Work instructions:
In the listing below, locate the lines that hold the string "在投入资金之前". Copy those lines.

Data in this exercise:
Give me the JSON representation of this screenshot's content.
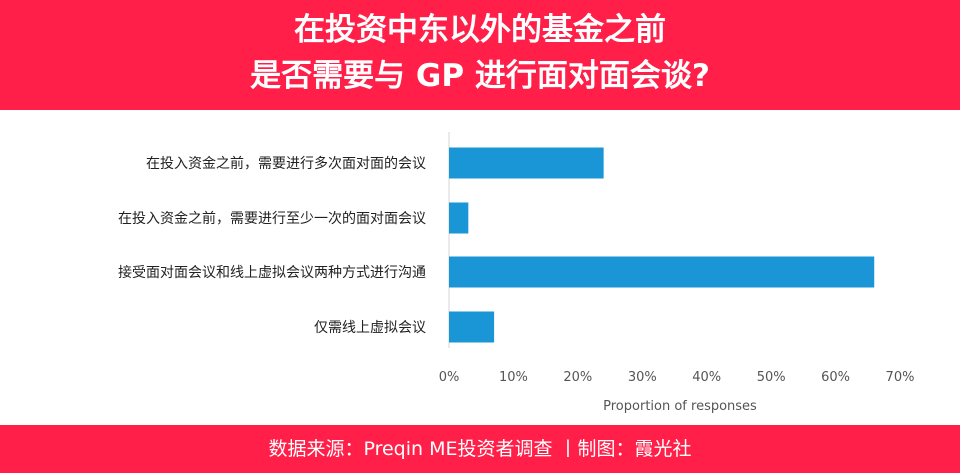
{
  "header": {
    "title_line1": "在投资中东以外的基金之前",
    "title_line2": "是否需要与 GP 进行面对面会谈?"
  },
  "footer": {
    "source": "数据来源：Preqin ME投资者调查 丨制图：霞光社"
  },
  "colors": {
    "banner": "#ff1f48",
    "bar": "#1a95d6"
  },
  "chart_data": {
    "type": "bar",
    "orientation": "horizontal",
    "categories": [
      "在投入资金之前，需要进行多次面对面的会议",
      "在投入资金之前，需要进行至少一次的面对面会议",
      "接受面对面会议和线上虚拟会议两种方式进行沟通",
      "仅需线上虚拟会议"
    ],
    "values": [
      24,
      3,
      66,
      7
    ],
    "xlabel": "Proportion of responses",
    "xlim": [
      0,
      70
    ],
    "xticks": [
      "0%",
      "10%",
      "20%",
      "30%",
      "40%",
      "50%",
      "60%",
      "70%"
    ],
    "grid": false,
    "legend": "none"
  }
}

==

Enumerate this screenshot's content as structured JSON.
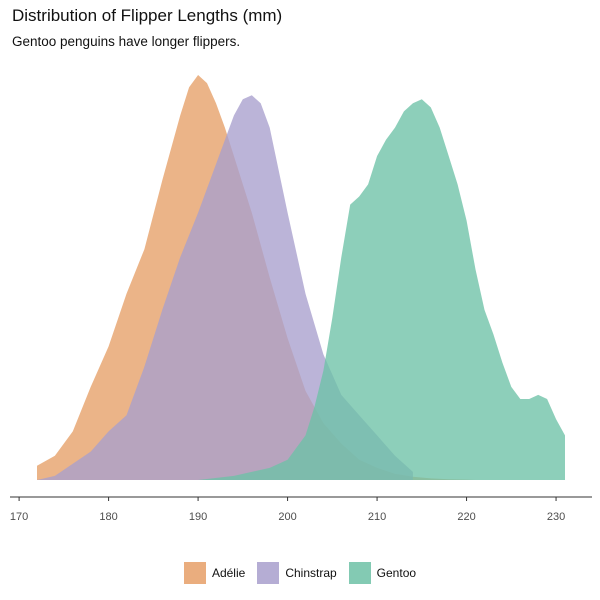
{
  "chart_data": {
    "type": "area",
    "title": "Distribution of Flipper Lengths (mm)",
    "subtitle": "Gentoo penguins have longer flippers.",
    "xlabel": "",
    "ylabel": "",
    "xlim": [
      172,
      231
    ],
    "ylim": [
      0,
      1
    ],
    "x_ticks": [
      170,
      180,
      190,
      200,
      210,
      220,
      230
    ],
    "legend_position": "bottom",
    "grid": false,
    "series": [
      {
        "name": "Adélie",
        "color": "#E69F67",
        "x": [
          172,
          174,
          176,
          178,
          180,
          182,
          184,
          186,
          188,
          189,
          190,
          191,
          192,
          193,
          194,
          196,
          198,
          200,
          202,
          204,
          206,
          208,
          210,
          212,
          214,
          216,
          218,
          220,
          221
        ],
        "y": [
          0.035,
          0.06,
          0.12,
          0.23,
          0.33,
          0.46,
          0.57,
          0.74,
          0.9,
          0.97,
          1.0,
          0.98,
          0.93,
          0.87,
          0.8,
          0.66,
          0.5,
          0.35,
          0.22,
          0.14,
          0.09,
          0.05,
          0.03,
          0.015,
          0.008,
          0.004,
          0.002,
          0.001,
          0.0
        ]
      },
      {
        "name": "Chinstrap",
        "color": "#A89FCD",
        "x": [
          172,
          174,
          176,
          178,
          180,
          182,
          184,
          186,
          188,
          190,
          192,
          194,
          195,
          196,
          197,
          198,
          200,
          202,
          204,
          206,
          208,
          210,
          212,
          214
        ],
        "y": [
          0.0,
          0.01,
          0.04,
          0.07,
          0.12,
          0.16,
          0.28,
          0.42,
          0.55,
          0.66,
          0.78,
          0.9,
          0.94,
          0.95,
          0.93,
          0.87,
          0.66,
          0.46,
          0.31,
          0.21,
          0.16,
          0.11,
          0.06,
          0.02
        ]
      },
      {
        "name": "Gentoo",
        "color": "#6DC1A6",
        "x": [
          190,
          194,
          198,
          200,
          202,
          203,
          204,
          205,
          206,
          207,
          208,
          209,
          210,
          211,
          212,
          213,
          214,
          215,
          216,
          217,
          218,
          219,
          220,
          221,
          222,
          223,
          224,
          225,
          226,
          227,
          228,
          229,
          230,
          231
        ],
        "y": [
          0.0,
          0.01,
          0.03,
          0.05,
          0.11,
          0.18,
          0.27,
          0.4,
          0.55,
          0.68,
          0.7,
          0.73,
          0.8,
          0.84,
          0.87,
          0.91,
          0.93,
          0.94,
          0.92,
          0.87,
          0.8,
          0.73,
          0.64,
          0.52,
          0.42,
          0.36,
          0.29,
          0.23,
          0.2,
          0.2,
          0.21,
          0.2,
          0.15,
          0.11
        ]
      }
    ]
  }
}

Solution to this task:
      "在投入资金之前，需要进行多次面对面的会议",
      "在投入资金之前，需要进行至少一次的面对面会议",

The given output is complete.